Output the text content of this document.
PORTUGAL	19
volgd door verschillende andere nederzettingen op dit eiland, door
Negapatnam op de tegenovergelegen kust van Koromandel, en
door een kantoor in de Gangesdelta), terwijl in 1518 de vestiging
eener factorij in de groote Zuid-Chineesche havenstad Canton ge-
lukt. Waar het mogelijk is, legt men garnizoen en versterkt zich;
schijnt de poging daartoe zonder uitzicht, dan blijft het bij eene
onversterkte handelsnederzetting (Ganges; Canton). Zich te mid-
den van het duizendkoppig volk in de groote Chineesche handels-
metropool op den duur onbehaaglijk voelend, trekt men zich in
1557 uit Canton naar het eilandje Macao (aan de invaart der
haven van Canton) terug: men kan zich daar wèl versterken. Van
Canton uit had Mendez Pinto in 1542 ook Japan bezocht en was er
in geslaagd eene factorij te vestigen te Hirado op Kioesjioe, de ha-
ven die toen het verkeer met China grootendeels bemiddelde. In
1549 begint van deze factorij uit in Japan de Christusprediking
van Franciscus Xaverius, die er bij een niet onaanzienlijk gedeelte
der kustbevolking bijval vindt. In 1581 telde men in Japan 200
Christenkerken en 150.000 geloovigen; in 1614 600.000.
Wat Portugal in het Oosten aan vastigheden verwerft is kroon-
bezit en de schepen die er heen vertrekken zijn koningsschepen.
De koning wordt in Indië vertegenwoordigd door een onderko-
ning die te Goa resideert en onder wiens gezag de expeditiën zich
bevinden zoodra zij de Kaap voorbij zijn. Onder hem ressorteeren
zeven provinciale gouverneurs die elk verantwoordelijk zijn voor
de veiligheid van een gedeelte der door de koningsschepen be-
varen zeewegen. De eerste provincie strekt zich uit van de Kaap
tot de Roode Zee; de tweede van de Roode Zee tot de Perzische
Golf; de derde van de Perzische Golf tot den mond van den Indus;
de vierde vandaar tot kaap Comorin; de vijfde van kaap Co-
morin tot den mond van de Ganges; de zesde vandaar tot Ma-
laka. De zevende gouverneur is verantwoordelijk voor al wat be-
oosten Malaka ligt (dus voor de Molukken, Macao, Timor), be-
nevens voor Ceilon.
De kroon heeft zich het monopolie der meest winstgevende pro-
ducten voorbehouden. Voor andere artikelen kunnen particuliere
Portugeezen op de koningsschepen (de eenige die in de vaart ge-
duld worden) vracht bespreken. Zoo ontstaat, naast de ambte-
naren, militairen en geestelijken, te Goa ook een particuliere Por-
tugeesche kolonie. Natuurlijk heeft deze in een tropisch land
+===+
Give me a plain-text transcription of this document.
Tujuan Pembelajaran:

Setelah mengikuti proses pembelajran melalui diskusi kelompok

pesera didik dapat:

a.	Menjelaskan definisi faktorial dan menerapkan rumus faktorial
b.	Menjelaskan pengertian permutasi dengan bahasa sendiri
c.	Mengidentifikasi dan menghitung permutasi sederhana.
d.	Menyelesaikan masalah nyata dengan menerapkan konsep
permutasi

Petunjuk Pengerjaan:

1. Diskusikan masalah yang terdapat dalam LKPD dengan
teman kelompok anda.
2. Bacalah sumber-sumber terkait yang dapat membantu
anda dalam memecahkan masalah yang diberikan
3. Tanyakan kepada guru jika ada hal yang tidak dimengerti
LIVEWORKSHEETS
+===+
> SET TASK
Show each line in the entries that holds the string "masalah".

> WORKED SOLUTION
d.	Menyelesaikan masalah nyata dengan menerapkan konsep
1. Diskusikan masalah yang terdapat dalam LKPD dengan
anda dalam memecahkan masalah yang diberikan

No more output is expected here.